SHORT EXERCISE A: Swap "lane-header" for "track-header" in the listing, from its first line through the line containing "field-item[interactable]: Length bbox=[209, 115, 429, 139]", inclusive. Return those lines with nothing else altered.

— Start PASSAGE —

From:         Jane Lewin <[log in to unmask]>
Subject: CFP: Alfred Döblin Conference (London: 21-22 March  2007)

Alfred Döblin (1878-1957): Beyond the Alexanderplatz
A Conference at the
INSTITUTE OF GERMANIC & ROMANCE STUDIES
School of Advanced Study, University of London
21 - 22 March 2007

Confirmed keynote speakers: David Midgley (Cambridge), Helmuth Kiesel (Heidelberg)

Call for Papers
Alfred Döblin is one of the most famous, imaginative and prolific German authors of the first half of the twentieth century, and one of the most challenging. His place in the literary canon is assured by Berlin Alexanderplatz, itself a dense composite of wide-ranging allusions and technical innovation, but to base his fame on Alexanderplatz alone does little justice to his significance as a literary figure or to his work as a whole. His works engage with the decisive experiences of a turbulent era: the Kaiserreich, the First World War, Weimar politics and culture, and the problems of exile and return. His themes are the major themes of his times: war and revolution, technological progress, authority, the city, travel, dislocation, mythology, German-Jewish identity. He was at the forefront of literary innovation in the Weimar Republic: Die drei Sprünge des Wang-lun, published in 1915, was a landmark in Expressionist fiction. Most famously, his theory of epic in the novel anticipated and influenced the theatrical principles of Brecht. Although left-leaning politically, he stood at the centre of a remarkably broad network of Weimar authors, notably through his membership of the Literary Section of the Prussian Academy of Arts.

— End PASSAGE —
— Start DATA EXTRACT —

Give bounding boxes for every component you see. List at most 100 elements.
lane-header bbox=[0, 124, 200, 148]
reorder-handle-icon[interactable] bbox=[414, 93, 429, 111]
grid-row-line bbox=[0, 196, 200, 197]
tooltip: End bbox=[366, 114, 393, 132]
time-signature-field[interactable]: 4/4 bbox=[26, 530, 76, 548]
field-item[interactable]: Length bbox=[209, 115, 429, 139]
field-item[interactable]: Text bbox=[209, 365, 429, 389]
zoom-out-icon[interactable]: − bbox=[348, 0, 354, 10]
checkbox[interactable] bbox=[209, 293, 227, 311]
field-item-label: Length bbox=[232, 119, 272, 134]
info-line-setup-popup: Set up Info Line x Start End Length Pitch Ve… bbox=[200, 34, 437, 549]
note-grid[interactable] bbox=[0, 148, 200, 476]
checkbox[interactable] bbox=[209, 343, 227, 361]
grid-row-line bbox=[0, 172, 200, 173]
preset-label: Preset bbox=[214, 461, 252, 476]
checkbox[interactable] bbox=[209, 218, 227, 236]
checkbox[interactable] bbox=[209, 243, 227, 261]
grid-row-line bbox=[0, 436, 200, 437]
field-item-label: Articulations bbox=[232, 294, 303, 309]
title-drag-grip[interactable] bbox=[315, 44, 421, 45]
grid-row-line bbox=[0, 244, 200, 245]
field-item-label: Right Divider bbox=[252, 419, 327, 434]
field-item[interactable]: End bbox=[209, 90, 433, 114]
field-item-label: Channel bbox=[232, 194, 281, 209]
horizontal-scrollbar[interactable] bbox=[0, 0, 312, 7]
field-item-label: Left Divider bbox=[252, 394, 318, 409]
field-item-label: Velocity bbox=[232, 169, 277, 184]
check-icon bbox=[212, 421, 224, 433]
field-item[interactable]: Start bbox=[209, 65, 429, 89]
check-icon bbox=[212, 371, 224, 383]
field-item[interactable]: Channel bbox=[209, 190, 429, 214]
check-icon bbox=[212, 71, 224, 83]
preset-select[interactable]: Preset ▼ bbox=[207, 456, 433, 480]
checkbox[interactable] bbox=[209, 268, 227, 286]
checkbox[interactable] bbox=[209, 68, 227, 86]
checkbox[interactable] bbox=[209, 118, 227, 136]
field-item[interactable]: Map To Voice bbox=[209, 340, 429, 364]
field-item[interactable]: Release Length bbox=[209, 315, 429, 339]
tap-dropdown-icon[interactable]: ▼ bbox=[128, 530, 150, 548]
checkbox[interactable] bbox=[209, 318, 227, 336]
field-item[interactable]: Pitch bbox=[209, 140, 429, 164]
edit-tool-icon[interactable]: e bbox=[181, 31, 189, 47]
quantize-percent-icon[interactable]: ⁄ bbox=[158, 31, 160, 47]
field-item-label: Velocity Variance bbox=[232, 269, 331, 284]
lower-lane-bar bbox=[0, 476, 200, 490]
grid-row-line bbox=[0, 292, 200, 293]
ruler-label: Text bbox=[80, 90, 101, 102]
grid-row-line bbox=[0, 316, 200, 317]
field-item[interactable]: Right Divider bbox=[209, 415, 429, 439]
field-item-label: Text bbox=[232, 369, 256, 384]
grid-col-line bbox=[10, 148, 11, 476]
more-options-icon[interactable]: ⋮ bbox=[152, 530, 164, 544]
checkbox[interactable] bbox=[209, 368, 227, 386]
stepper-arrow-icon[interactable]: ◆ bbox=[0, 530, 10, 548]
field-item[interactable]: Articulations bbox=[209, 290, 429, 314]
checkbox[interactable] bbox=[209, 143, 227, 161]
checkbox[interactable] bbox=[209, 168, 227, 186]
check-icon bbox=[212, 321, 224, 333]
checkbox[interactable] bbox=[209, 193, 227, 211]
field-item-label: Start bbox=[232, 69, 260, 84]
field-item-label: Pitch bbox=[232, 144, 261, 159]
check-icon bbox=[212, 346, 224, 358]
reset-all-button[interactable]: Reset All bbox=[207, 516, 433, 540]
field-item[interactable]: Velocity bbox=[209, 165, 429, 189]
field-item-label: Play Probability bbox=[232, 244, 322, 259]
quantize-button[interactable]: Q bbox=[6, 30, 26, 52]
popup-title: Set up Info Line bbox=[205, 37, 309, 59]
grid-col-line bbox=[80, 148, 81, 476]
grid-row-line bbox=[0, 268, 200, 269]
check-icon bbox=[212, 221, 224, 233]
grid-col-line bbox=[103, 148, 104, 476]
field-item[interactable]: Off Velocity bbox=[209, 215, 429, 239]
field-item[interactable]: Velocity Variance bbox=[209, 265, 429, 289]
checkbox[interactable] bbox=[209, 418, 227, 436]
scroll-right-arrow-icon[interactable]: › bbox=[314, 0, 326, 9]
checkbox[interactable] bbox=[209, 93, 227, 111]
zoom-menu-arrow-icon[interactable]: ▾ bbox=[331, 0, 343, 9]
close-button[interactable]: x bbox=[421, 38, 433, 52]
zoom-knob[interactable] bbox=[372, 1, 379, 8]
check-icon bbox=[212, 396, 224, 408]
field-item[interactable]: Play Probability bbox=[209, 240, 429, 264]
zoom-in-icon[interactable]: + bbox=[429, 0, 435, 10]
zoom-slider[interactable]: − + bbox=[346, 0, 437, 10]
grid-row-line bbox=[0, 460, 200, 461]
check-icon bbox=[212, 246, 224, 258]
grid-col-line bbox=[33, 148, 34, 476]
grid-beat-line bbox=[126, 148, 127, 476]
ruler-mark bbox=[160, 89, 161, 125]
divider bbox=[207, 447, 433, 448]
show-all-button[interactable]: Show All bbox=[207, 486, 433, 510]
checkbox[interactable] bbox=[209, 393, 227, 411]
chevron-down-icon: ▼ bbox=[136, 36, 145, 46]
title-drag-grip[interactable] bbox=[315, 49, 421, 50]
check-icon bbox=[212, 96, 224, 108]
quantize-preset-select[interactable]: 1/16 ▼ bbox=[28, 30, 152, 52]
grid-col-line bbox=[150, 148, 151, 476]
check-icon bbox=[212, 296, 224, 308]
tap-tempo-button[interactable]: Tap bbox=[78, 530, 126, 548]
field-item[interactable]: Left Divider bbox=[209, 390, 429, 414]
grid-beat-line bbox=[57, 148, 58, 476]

— End DATA EXTRACT —

SHORT EXERCISE B: Write out the conference announcement word for word, between "From:         Jane Lewin" and "Helmuth Kiesel (Heidelberg)", inclusive.

WORKED ANSWER A:
Give bounding boxes for every component you see. List at most 100 elements.
track-header bbox=[0, 124, 200, 148]
reorder-handle-icon[interactable] bbox=[414, 93, 429, 111]
grid-row-line bbox=[0, 196, 200, 197]
tooltip: End bbox=[366, 114, 393, 132]
time-signature-field[interactable]: 4/4 bbox=[26, 530, 76, 548]
field-item[interactable]: Length bbox=[209, 115, 429, 139]

WORKED ANSWER B:
From:         Jane Lewin <[log in to unmask]>
Subject: CFP: Alfred Döblin Conference (London: 21-22 March  2007)

Alfred Döblin (1878-1957): Beyond the Alexanderplatz
A Conference at the
INSTITUTE OF GERMANIC & ROMANCE STUDIES
School of Advanced Study, University of London
21 - 22 March 2007

Confirmed keynote speakers: David Midgley (Cambridge), Helmuth Kiesel (Heidelberg)